Entries from a visual dataset
⟨
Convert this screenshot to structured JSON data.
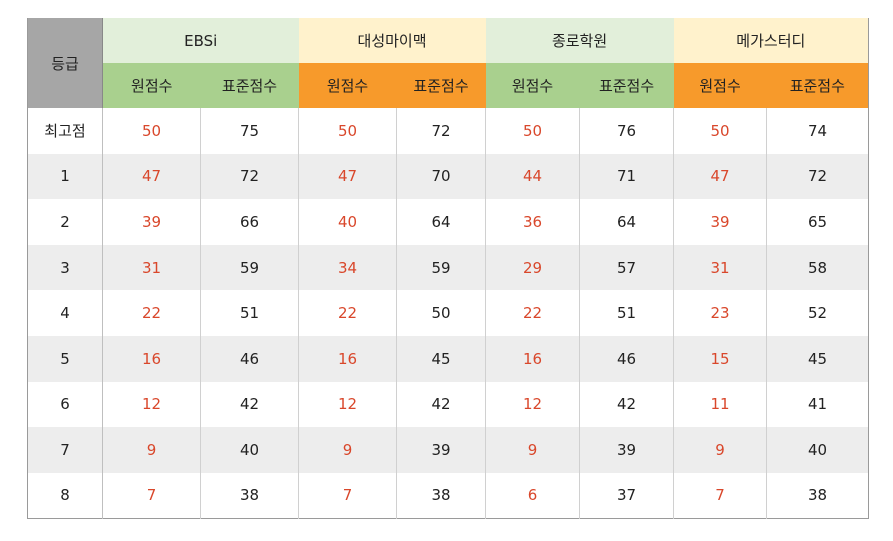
{
  "header": {
    "grade_label": "등급",
    "groups": [
      {
        "name": "EBSi"
      },
      {
        "name": "대성마이맥"
      },
      {
        "name": "종로학원"
      },
      {
        "name": "메가스터디"
      }
    ],
    "raw_label": "원점수",
    "std_label": "표준점수"
  },
  "rows": [
    {
      "grade": "최고점",
      "values": [
        "50",
        "75",
        "50",
        "72",
        "50",
        "76",
        "50",
        "74"
      ]
    },
    {
      "grade": "1",
      "values": [
        "47",
        "72",
        "47",
        "70",
        "44",
        "71",
        "47",
        "72"
      ]
    },
    {
      "grade": "2",
      "values": [
        "39",
        "66",
        "40",
        "64",
        "36",
        "64",
        "39",
        "65"
      ]
    },
    {
      "grade": "3",
      "values": [
        "31",
        "59",
        "34",
        "59",
        "29",
        "57",
        "31",
        "58"
      ]
    },
    {
      "grade": "4",
      "values": [
        "22",
        "51",
        "22",
        "50",
        "22",
        "51",
        "23",
        "52"
      ]
    },
    {
      "grade": "5",
      "values": [
        "16",
        "46",
        "16",
        "45",
        "16",
        "46",
        "15",
        "45"
      ]
    },
    {
      "grade": "6",
      "values": [
        "12",
        "42",
        "12",
        "42",
        "12",
        "42",
        "11",
        "41"
      ]
    },
    {
      "grade": "7",
      "values": [
        "9",
        "40",
        "9",
        "39",
        "9",
        "39",
        "9",
        "40"
      ]
    },
    {
      "grade": "8",
      "values": [
        "7",
        "38",
        "7",
        "38",
        "6",
        "37",
        "7",
        "38"
      ]
    }
  ],
  "colors": {
    "grade_header": "#a6a6a6",
    "green_group": "#e2efda",
    "yellow_group": "#fff2cc",
    "green_sub": "#a9d08e",
    "orange_sub": "#f79a2b",
    "raw_score_text": "#d9472b",
    "alt_row": "#ededed"
  }
}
⟩
§ **Aim**: Exactly reproduce each record, leaving out any pictures.

§ **Solved problem**:
Convert this screenshot to structured JSON data.
{
  "header": {
    "grade_label": "등급",
    "groups": [
      {
        "name": "EBSi"
      },
      {
        "name": "대성마이맥"
      },
      {
        "name": "종로학원"
      },
      {
        "name": "메가스터디"
      }
    ],
    "raw_label": "원점수",
    "std_label": "표준점수"
  },
  "rows": [
    {
      "grade": "최고점",
      "values": [
        "50",
        "75",
        "50",
        "72",
        "50",
        "76",
        "50",
        "74"
      ]
    },
    {
      "grade": "1",
      "values": [
        "47",
        "72",
        "47",
        "70",
        "44",
        "71",
        "47",
        "72"
      ]
    },
    {
      "grade": "2",
      "values": [
        "39",
        "66",
        "40",
        "64",
        "36",
        "64",
        "39",
        "65"
      ]
    },
    {
      "grade": "3",
      "values": [
        "31",
        "59",
        "34",
        "59",
        "29",
        "57",
        "31",
        "58"
      ]
    },
    {
      "grade": "4",
      "values": [
        "22",
        "51",
        "22",
        "50",
        "22",
        "51",
        "23",
        "52"
      ]
    },
    {
      "grade": "5",
      "values": [
        "16",
        "46",
        "16",
        "45",
        "16",
        "46",
        "15",
        "45"
      ]
    },
    {
      "grade": "6",
      "values": [
        "12",
        "42",
        "12",
        "42",
        "12",
        "42",
        "11",
        "41"
      ]
    },
    {
      "grade": "7",
      "values": [
        "9",
        "40",
        "9",
        "39",
        "9",
        "39",
        "9",
        "40"
      ]
    },
    {
      "grade": "8",
      "values": [
        "7",
        "38",
        "7",
        "38",
        "6",
        "37",
        "7",
        "38"
      ]
    }
  ],
  "colors": {
    "grade_header": "#a6a6a6",
    "green_group": "#e2efda",
    "yellow_group": "#fff2cc",
    "green_sub": "#a9d08e",
    "orange_sub": "#f79a2b",
    "raw_score_text": "#d9472b",
    "alt_row": "#ededed"
  }
}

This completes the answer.